» Required task
Without omitting anything, return the records precisely as given.

(Collected data entries)
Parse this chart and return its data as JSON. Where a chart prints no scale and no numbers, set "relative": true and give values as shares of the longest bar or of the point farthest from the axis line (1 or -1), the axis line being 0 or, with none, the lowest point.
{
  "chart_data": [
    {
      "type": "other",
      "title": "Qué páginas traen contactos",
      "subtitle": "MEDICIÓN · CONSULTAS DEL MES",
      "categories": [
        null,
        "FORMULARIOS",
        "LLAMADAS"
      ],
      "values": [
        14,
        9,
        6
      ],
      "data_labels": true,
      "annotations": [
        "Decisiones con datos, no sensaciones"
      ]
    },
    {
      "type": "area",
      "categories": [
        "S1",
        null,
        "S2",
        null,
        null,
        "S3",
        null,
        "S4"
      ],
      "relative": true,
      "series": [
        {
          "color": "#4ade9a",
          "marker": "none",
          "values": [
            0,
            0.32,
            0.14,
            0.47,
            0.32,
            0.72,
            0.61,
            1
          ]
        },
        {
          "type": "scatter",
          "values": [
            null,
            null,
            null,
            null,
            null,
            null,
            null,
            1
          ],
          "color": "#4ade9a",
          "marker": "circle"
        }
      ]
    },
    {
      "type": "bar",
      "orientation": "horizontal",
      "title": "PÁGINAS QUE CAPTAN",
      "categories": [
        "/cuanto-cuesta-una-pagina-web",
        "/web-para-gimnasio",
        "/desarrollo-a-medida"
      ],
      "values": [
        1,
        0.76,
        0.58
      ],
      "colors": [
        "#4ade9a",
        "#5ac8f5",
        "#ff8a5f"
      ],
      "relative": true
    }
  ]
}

» Exercise result
Parse this chart and return its data as JSON. Where a chart prints no scale and no numbers, set "relative": true and give values as shares of the longest bar or of the point farthest from the axis line (1 or -1), the axis line being 0 or, with none, the lowest point.
{
  "chart_data": [
    {
      "type": "other",
      "title": "Qué páginas traen contactos",
      "subtitle": "MEDICIÓN · CONSULTAS DEL MES",
      "categories": [
        null,
        "FORMULARIOS",
        "LLAMADAS"
      ],
      "values": [
        14,
        9,
        6
      ],
      "data_labels": true,
      "annotations": [
        "Decisiones con datos, no sensaciones"
      ]
    },
    {
      "type": "area",
      "categories": [
        "S1",
        null,
        "S2",
        null,
        null,
        "S3",
        null,
        "S4"
      ],
      "relative": true,
      "series": [
        {
          "color": "#4ade9a",
          "marker": "none",
          "values": [
            0,
            0.32,
            0.14,
            0.47,
            0.32,
            0.72,
            0.61,
            1
          ]
        },
        {
          "type": "scatter",
          "values": [
            null,
            null,
            null,
            null,
            null,
            null,
            null,
            1
          ],
          "color": "#4ade9a",
          "marker": "circle"
        }
      ]
    },
    {
      "type": "bar",
      "orientation": "horizontal",
      "title": "PÁGINAS QUE CAPTAN",
      "categories": [
        "/cuanto-cuesta-una-pagina-web",
        "/web-para-gimnasio",
        "/desarrollo-a-medida"
      ],
      "values": [
        1,
        0.76,
        0.58
      ],
      "colors": [
        "#4ade9a",
        "#5ac8f5",
        "#ff8a5f"
      ],
      "relative": true
    }
  ]
}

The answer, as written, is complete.